§ Task goal: Determine the number of lines in the listing below where the string "image" occurs; answer with the number alone.

>> begin Input records

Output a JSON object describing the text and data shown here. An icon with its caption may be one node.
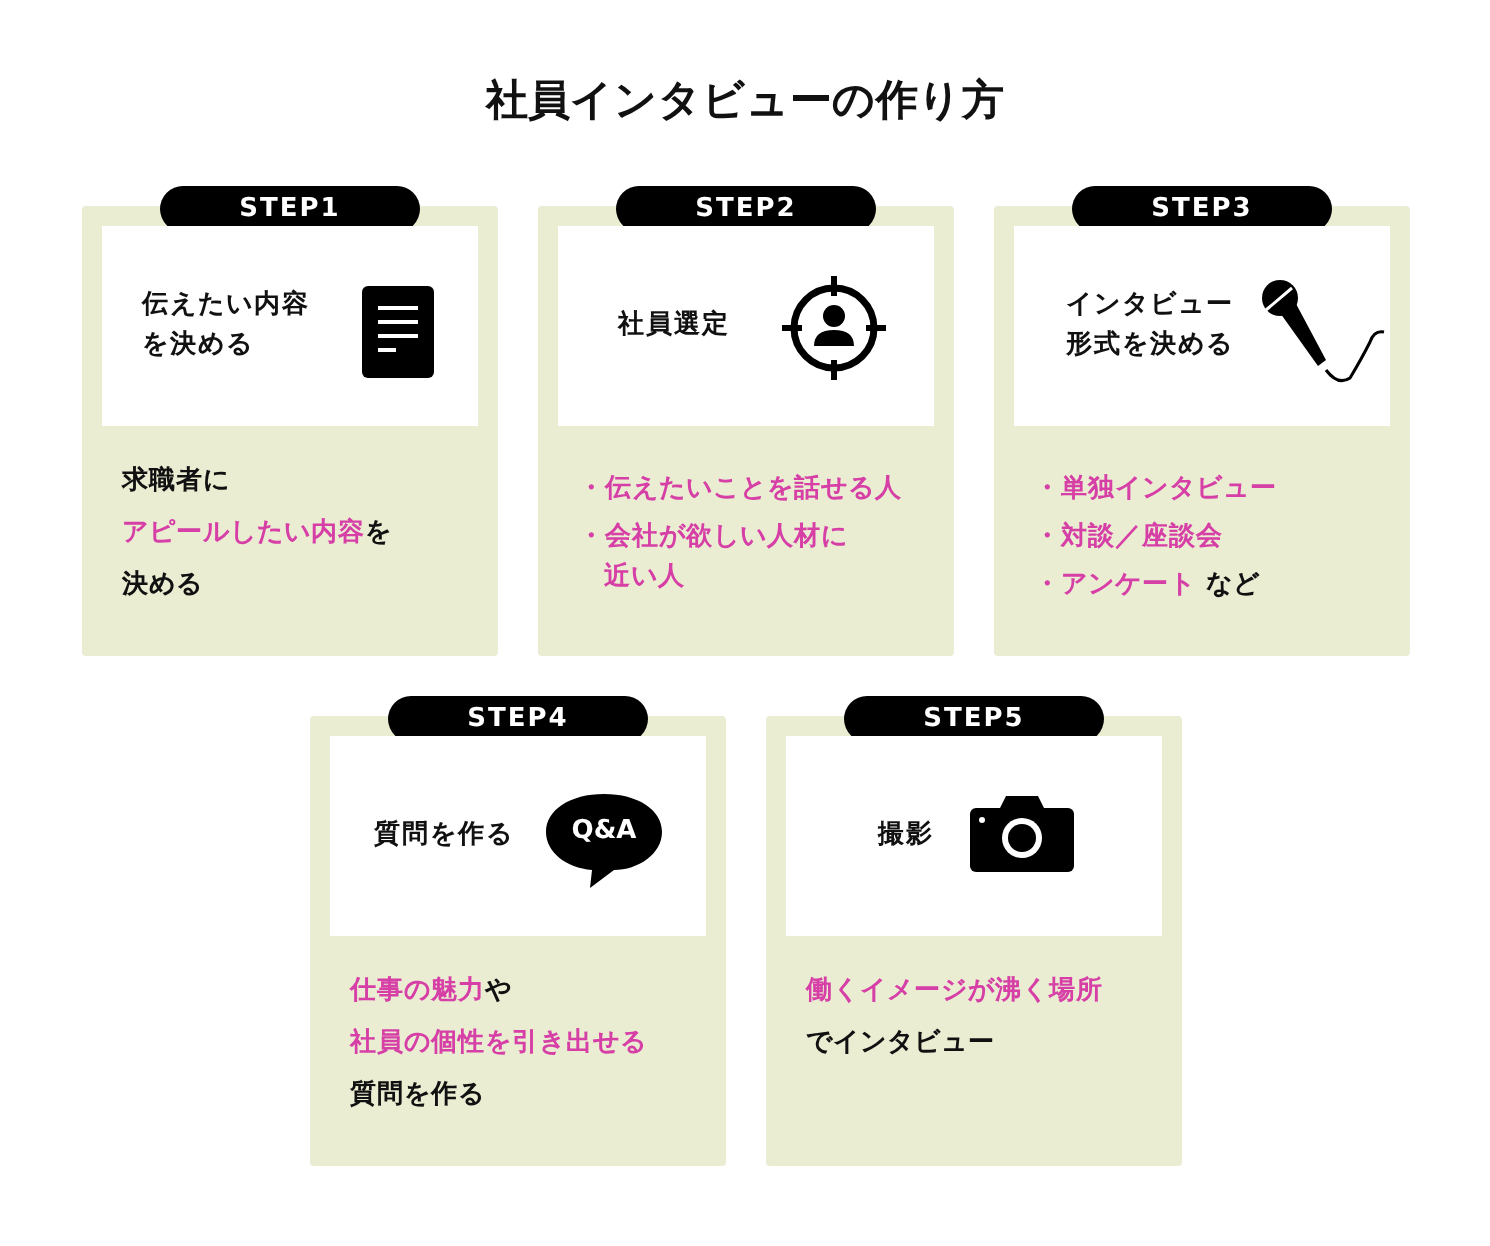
{
  "diagram": {
    "title": "社員インタビューの作り方",
    "nodes": [
      {
        "text": [
          "STEP1",
          "求職者にアピールしたい内容を決める"
        ]
      },
      {
        "text": [
          "伝えたい内容を決める"
        ],
        "in": 0
      },
      {
        "text": [
          "STEP2",
          "・伝えたいことを話せる人",
          "・会社が欲しい人材に近い人"
        ]
      },
      {
        "text": [
          "社員選定"
        ],
        "in": 2
      },
      {
        "text": [
          "STEP3",
          "・単独インタビュー",
          "・対談／座談会",
          "・アンケート など"
        ]
      },
      {
        "text": [
          "インタビュー形式を決める"
        ],
        "in": 4
      },
      {
        "text": [
          "STEP4",
          "仕事の魅力や社員の個性を引き出せる質問を作る"
        ]
      },
      {
        "text": [
          "質問を作る"
        ],
        "in": 6
      },
      {
        "text": [
          "Q&A"
        ],
        "in": 7
      },
      {
        "text": [
          "STEP5",
          "働くイメージが沸く場所でインタビュー"
        ]
      },
      {
        "text": [
          "撮影"
        ],
        "in": 9
      }
    ]
  }
}
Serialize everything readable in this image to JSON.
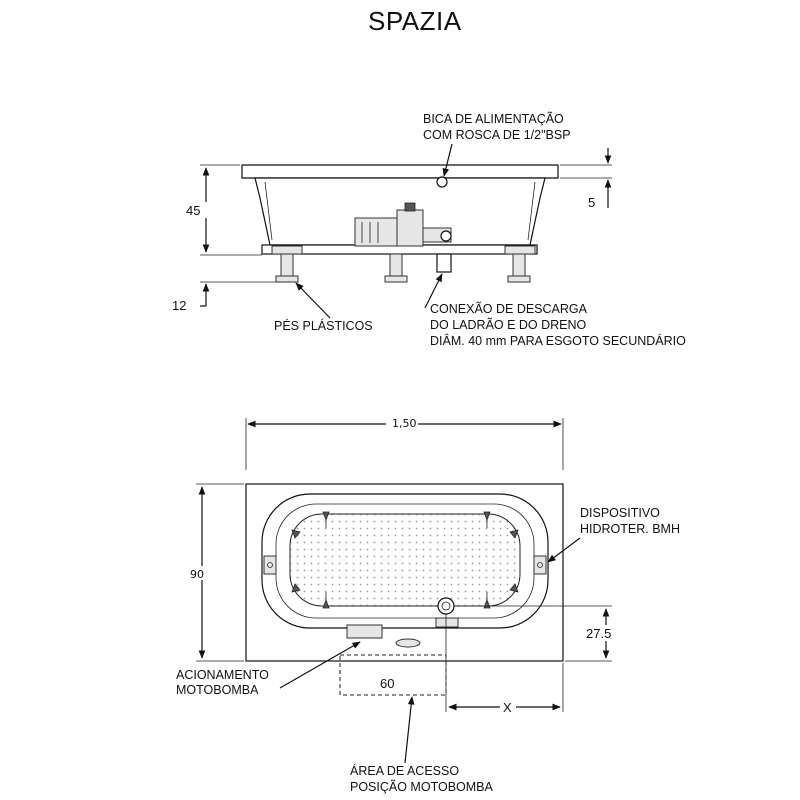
{
  "title": "SPAZIA",
  "side_view": {
    "label_spout_line1": "BICA DE ALIMENTAÇÃO",
    "label_spout_line2": "COM ROSCA DE 1/2\"BSP",
    "dim_height": "45",
    "dim_rim": "5",
    "dim_feet": "12",
    "label_feet": "PÉS PLÁSTICOS",
    "label_drain_line1": "CONEXÃO DE DESCARGA",
    "label_drain_line2": "DO LADRÃO E DO DRENO",
    "label_drain_line3": "DIÂM. 40 mm PARA ESGOTO SECUNDÁRIO"
  },
  "top_view": {
    "dim_length": "1,50",
    "dim_width": "90",
    "dim_drain_offset": "27.5",
    "dim_access": "60",
    "dim_x": "X",
    "label_device_line1": "DISPOSITIVO",
    "label_device_line2": "HIDROTER. BMH",
    "label_pump_line1": "ACIONAMENTO",
    "label_pump_line2": "MOTOBOMBA",
    "label_access_line1": "ÁREA DE ACESSO",
    "label_access_line2": "POSIÇÃO MOTOBOMBA"
  }
}
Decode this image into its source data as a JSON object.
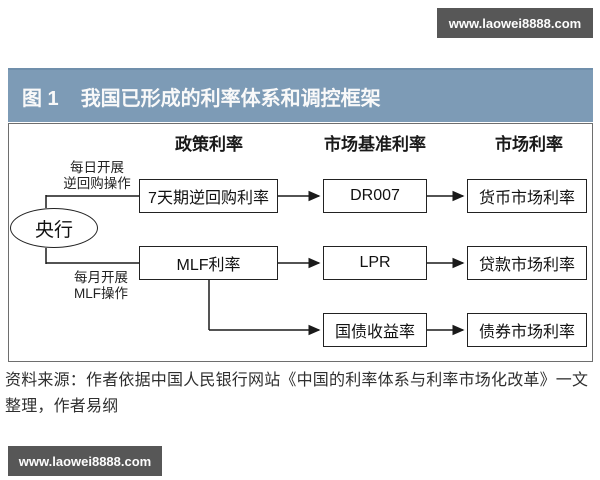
{
  "watermark_top": "www.laowei8888.com",
  "watermark_bottom": "www.laowei8888.com",
  "figure": {
    "label": "图 1",
    "title": "我国已形成的利率体系和调控框架"
  },
  "diagram": {
    "column_headers": [
      "政策利率",
      "市场基准利率",
      "市场利率"
    ],
    "central_bank": "央行",
    "annotations": {
      "daily": [
        "每日开展",
        "逆回购操作"
      ],
      "monthly": [
        "每月开展",
        "MLF操作"
      ]
    },
    "nodes": {
      "row1": [
        "7天期逆回购利率",
        "DR007",
        "货币市场利率"
      ],
      "row2": [
        "MLF利率",
        "LPR",
        "贷款市场利率"
      ],
      "row3": [
        "国债收益率",
        "债券市场利率"
      ]
    }
  },
  "source_note": {
    "line1": "资料来源：作者依据中国人民银行网站《中国的利率体系与利率市场化改革》一文",
    "line2": "整理，作者易纲"
  },
  "colors": {
    "header_bg": "#7d9bb6",
    "watermark_bg": "#575757",
    "line_color": "#1a1a1a"
  }
}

>> end Input records

§ Completed exercise: 2